◆ **AIM**: Print all entries word for word.
==== DATASET RECORDS
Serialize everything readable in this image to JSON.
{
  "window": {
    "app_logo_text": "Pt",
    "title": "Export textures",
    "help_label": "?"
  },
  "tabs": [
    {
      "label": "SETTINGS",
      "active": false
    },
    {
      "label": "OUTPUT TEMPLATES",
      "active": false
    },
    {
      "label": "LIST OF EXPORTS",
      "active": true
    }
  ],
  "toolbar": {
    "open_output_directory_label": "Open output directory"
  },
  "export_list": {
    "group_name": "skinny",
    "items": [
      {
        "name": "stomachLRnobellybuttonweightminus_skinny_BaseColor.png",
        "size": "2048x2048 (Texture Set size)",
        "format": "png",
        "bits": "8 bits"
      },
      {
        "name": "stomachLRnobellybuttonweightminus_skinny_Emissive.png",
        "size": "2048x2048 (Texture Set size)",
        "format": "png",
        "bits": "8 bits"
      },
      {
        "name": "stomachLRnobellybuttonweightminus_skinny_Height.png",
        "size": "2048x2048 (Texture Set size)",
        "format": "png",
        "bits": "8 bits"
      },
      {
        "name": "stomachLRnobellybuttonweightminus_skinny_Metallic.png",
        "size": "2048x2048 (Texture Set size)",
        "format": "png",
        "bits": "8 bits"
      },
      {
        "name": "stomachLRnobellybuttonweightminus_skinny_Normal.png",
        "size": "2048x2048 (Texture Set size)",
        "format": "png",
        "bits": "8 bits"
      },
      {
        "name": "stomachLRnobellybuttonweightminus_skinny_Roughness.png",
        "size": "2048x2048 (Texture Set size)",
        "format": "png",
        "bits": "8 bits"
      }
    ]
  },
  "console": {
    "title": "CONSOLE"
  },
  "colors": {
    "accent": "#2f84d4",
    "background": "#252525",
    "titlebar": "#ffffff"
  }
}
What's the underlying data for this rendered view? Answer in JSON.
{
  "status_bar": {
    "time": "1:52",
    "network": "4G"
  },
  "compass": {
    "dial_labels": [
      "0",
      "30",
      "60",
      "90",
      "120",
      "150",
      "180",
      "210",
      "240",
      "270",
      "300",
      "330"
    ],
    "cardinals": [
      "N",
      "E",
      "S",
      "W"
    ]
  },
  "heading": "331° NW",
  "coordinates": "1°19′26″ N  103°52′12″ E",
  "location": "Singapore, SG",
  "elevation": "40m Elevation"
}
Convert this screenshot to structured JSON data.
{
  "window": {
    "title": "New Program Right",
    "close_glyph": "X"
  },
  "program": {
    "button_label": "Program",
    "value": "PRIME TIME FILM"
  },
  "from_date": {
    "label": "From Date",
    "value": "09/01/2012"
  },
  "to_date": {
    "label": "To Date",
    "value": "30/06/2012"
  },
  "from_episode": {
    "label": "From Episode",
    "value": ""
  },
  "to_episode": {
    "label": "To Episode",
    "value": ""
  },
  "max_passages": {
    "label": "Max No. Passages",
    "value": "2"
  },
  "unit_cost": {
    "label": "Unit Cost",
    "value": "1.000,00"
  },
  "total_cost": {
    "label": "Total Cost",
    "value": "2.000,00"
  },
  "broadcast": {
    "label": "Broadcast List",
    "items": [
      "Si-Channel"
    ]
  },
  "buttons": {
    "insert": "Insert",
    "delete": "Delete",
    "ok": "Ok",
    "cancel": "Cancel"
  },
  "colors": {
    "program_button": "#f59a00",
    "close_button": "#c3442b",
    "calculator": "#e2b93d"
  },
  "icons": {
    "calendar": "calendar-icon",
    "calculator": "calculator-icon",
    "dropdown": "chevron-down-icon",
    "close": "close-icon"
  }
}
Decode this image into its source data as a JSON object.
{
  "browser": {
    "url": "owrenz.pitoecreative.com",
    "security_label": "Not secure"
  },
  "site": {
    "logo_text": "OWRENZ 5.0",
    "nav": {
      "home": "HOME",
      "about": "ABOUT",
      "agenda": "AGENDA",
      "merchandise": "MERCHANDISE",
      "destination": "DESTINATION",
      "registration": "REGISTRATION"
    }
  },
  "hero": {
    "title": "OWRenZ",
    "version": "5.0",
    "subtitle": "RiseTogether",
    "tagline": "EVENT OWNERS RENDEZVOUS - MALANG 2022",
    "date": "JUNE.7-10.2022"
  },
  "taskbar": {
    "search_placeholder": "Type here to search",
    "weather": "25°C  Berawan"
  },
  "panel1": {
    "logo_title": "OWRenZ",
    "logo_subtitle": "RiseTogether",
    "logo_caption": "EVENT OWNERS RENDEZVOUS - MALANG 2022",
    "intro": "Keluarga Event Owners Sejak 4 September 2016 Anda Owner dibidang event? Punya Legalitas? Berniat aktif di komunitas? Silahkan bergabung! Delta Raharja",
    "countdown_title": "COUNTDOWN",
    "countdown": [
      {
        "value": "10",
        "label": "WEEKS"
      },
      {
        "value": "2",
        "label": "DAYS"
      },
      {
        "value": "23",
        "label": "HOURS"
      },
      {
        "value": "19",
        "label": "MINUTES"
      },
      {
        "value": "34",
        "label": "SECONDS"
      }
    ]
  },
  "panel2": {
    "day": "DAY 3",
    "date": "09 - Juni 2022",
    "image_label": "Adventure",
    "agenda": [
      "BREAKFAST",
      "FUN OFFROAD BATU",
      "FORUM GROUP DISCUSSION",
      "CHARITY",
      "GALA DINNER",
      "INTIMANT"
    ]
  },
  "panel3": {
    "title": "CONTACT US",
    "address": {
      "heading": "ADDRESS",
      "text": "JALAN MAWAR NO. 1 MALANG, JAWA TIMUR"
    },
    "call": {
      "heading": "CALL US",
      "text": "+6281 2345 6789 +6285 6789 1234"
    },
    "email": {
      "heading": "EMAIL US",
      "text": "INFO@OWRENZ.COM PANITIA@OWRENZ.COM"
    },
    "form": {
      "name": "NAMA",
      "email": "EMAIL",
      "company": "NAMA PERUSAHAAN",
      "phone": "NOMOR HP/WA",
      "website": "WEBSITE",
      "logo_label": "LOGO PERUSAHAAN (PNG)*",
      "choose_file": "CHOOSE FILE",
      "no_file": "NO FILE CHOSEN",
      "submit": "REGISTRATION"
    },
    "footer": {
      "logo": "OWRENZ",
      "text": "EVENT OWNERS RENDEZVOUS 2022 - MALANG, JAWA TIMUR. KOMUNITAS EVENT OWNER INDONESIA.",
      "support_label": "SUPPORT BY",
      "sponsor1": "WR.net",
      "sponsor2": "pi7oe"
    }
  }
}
========
◆ **EXERCISE ANSWER**:
Serialize everything readable in this image to JSON.
{
  "window": {
    "app_logo_text": "Pt",
    "title": "Export textures",
    "help_label": "?"
  },
  "tabs": [
    {
      "label": "SETTINGS",
      "active": false
    },
    {
      "label": "OUTPUT TEMPLATES",
      "active": false
    },
    {
      "label": "LIST OF EXPORTS",
      "active": true
    }
  ],
  "toolbar": {
    "open_output_directory_label": "Open output directory"
  },
  "export_list": {
    "group_name": "skinny",
    "items": [
      {
        "name": "stomachLRnobellybuttonweightminus_skinny_BaseColor.png",
        "size": "2048x2048 (Texture Set size)",
        "format": "png",
        "bits": "8 bits"
      },
      {
        "name": "stomachLRnobellybuttonweightminus_skinny_Emissive.png",
        "size": "2048x2048 (Texture Set size)",
        "format": "png",
        "bits": "8 bits"
      },
      {
        "name": "stomachLRnobellybuttonweightminus_skinny_Height.png",
        "size": "2048x2048 (Texture Set size)",
        "format": "png",
        "bits": "8 bits"
      },
      {
        "name": "stomachLRnobellybuttonweightminus_skinny_Metallic.png",
        "size": "2048x2048 (Texture Set size)",
        "format": "png",
        "bits": "8 bits"
      },
      {
        "name": "stomachLRnobellybuttonweightminus_skinny_Normal.png",
        "size": "2048x2048 (Texture Set size)",
        "format": "png",
        "bits": "8 bits"
      },
      {
        "name": "stomachLRnobellybuttonweightminus_skinny_Roughness.png",
        "size": "2048x2048 (Texture Set size)",
        "format": "png",
        "bits": "8 bits"
      }
    ]
  },
  "console": {
    "title": "CONSOLE"
  },
  "colors": {
    "accent": "#2f84d4",
    "background": "#252525",
    "titlebar": "#ffffff"
  }
}
What's the underlying data for this rendered view? Answer in JSON.
{
  "status_bar": {
    "time": "1:52",
    "network": "4G"
  },
  "compass": {
    "dial_labels": [
      "0",
      "30",
      "60",
      "90",
      "120",
      "150",
      "180",
      "210",
      "240",
      "270",
      "300",
      "330"
    ],
    "cardinals": [
      "N",
      "E",
      "S",
      "W"
    ]
  },
  "heading": "331° NW",
  "coordinates": "1°19′26″ N  103°52′12″ E",
  "location": "Singapore, SG",
  "elevation": "40m Elevation"
}
Convert this screenshot to structured JSON data.
{
  "window": {
    "title": "New Program Right",
    "close_glyph": "X"
  },
  "program": {
    "button_label": "Program",
    "value": "PRIME TIME FILM"
  },
  "from_date": {
    "label": "From Date",
    "value": "09/01/2012"
  },
  "to_date": {
    "label": "To Date",
    "value": "30/06/2012"
  },
  "from_episode": {
    "label": "From Episode",
    "value": ""
  },
  "to_episode": {
    "label": "To Episode",
    "value": ""
  },
  "max_passages": {
    "label": "Max No. Passages",
    "value": "2"
  },
  "unit_cost": {
    "label": "Unit Cost",
    "value": "1.000,00"
  },
  "total_cost": {
    "label": "Total Cost",
    "value": "2.000,00"
  },
  "broadcast": {
    "label": "Broadcast List",
    "items": [
      "Si-Channel"
    ]
  },
  "buttons": {
    "insert": "Insert",
    "delete": "Delete",
    "ok": "Ok",
    "cancel": "Cancel"
  },
  "colors": {
    "program_button": "#f59a00",
    "close_button": "#c3442b",
    "calculator": "#e2b93d"
  },
  "icons": {
    "calendar": "calendar-icon",
    "calculator": "calculator-icon",
    "dropdown": "chevron-down-icon",
    "close": "close-icon"
  }
}
Decode this image into its source data as a JSON object.
{
  "browser": {
    "url": "owrenz.pitoecreative.com",
    "security_label": "Not secure"
  },
  "site": {
    "logo_text": "OWRENZ 5.0",
    "nav": {
      "home": "HOME",
      "about": "ABOUT",
      "agenda": "AGENDA",
      "merchandise": "MERCHANDISE",
      "destination": "DESTINATION",
      "registration": "REGISTRATION"
    }
  },
  "hero": {
    "title": "OWRenZ",
    "version": "5.0",
    "subtitle": "RiseTogether",
    "tagline": "EVENT OWNERS RENDEZVOUS - MALANG 2022",
    "date": "JUNE.7-10.2022"
  },
  "taskbar": {
    "search_placeholder": "Type here to search",
    "weather": "25°C  Berawan"
  },
  "panel1": {
    "logo_title": "OWRenZ",
    "logo_subtitle": "RiseTogether",
    "logo_caption": "EVENT OWNERS RENDEZVOUS - MALANG 2022",
    "intro": "Keluarga Event Owners Sejak 4 September 2016 Anda Owner dibidang event? Punya Legalitas? Berniat aktif di komunitas? Silahkan bergabung! Delta Raharja",
    "countdown_title": "COUNTDOWN",
    "countdown": [
      {
        "value": "10",
        "label": "WEEKS"
      },
      {
        "value": "2",
        "label": "DAYS"
      },
      {
        "value": "23",
        "label": "HOURS"
      },
      {
        "value": "19",
        "label": "MINUTES"
      },
      {
        "value": "34",
        "label": "SECONDS"
      }
    ]
  },
  "panel2": {
    "day": "DAY 3",
    "date": "09 - Juni 2022",
    "image_label": "Adventure",
    "agenda": [
      "BREAKFAST",
      "FUN OFFROAD BATU",
      "FORUM GROUP DISCUSSION",
      "CHARITY",
      "GALA DINNER",
      "INTIMANT"
    ]
  },
  "panel3": {
    "title": "CONTACT US",
    "address": {
      "heading": "ADDRESS",
      "text": "JALAN MAWAR NO. 1 MALANG, JAWA TIMUR"
    },
    "call": {
      "heading": "CALL US",
      "text": "+6281 2345 6789 +6285 6789 1234"
    },
    "email": {
      "heading": "EMAIL US",
      "text": "INFO@OWRENZ.COM PANITIA@OWRENZ.COM"
    },
    "form": {
      "name": "NAMA",
      "email": "EMAIL",
      "company": "NAMA PERUSAHAAN",
      "phone": "NOMOR HP/WA",
      "website": "WEBSITE",
      "logo_label": "LOGO PERUSAHAAN (PNG)*",
      "choose_file": "CHOOSE FILE",
      "no_file": "NO FILE CHOSEN",
      "submit": "REGISTRATION"
    },
    "footer": {
      "logo": "OWRENZ",
      "text": "EVENT OWNERS RENDEZVOUS 2022 - MALANG, JAWA TIMUR. KOMUNITAS EVENT OWNER INDONESIA.",
      "support_label": "SUPPORT BY",
      "sponsor1": "WR.net",
      "sponsor2": "pi7oe"
    }
  }
}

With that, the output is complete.